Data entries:
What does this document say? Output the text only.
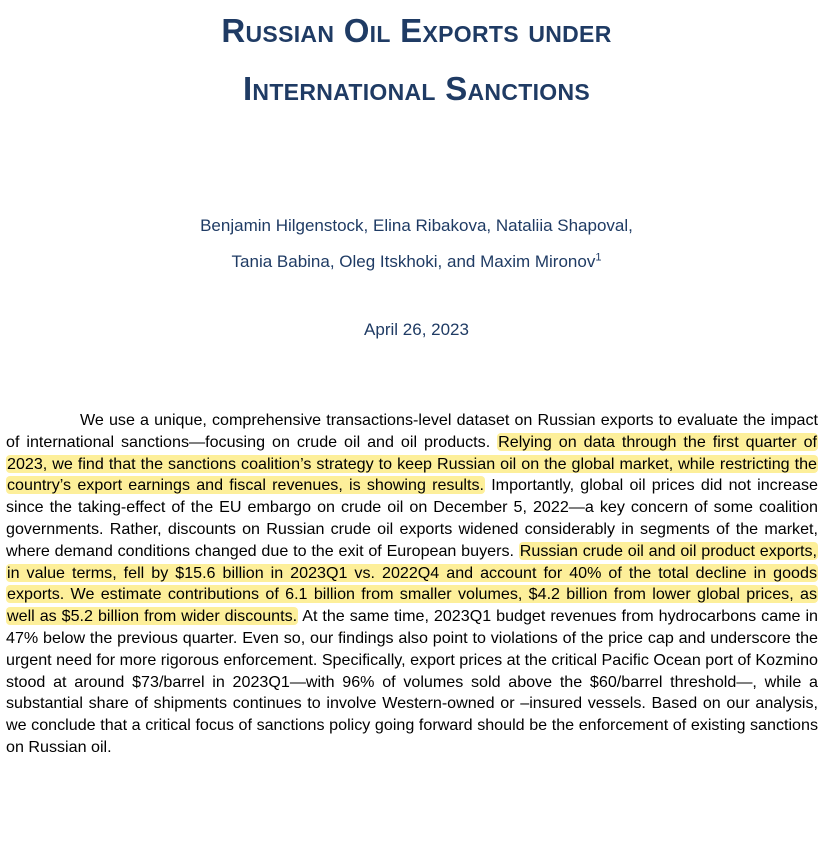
Russian Oil Exports under
International Sanctions
Benjamin Hilgenstock, Elina Ribakova, Nataliia Shapoval,
Tania Babina, Oleg Itskhoki, and Maxim Mironov$^1$
April 26, 2023

We use a unique, comprehensive transactions-level dataset on Russian exports to evaluate the impact of international sanctions—focusing on crude oil and oil products. Relying on data through the first quarter of 2023, we find that the sanctions coalition’s strategy to keep Russian oil on the global market, while restricting the country’s export earnings and fiscal revenues, is showing results. Importantly, global oil prices did not increase since the taking-effect of the EU embargo on crude oil on December 5, 2022—a key concern of some coalition governments. Rather, discounts on Russian crude oil exports widened considerably in segments of the market, where demand conditions changed due to the exit of European buyers. Russian crude oil and oil product exports, in value terms, fell by $15.6 billion in 2023Q1 vs. 2022Q4 and account for 40% of the total decline in goods exports. We estimate contributions of 6.1 billion from smaller volumes, $4.2 billion from lower global prices, as well as $5.2 billion from wider discounts. At the same time, 2023Q1 budget revenues from hydrocarbons came in 47% below the previous quarter. Even so, our findings also point to violations of the price cap and underscore the urgent need for more rigorous enforcement. Specifically, export prices at the critical Pacific Ocean port of Kozmino stood at around $73/barrel in 2023Q1—with 96% of volumes sold above the $60/barrel threshold—, while a substantial share of shipments continues to involve Western-owned or –insured vessels. Based on our analysis, we conclude that a critical focus of sanctions policy going forward should be the enforcement of existing sanctions on Russian oil.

GIVEN INSTRUCTION ->
Restate the records word for word, omitting images.

SOLUTION TO THIS EXERCISE ->
What does this document say? Output the text only.
Russian Oil Exports under
International Sanctions
Benjamin Hilgenstock, Elina Ribakova, Nataliia Shapoval,
Tania Babina, Oleg Itskhoki, and Maxim Mironov$^1$
April 26, 2023

We use a unique, comprehensive transactions-level dataset on Russian exports to evaluate the impact of international sanctions—focusing on crude oil and oil products. Relying on data through the first quarter of 2023, we find that the sanctions coalition’s strategy to keep Russian oil on the global market, while restricting the country’s export earnings and fiscal revenues, is showing results. Importantly, global oil prices did not increase since the taking-effect of the EU embargo on crude oil on December 5, 2022—a key concern of some coalition governments. Rather, discounts on Russian crude oil exports widened considerably in segments of the market, where demand conditions changed due to the exit of European buyers. Russian crude oil and oil product exports, in value terms, fell by $15.6 billion in 2023Q1 vs. 2022Q4 and account for 40% of the total decline in goods exports. We estimate contributions of 6.1 billion from smaller volumes, $4.2 billion from lower global prices, as well as $5.2 billion from wider discounts. At the same time, 2023Q1 budget revenues from hydrocarbons came in 47% below the previous quarter. Even so, our findings also point to violations of the price cap and underscore the urgent need for more rigorous enforcement. Specifically, export prices at the critical Pacific Ocean port of Kozmino stood at around $73/barrel in 2023Q1—with 96% of volumes sold above the $60/barrel threshold—, while a substantial share of shipments continues to involve Western-owned or –insured vessels. Based on our analysis, we conclude that a critical focus of sanctions policy going forward should be the enforcement of existing sanctions on Russian oil.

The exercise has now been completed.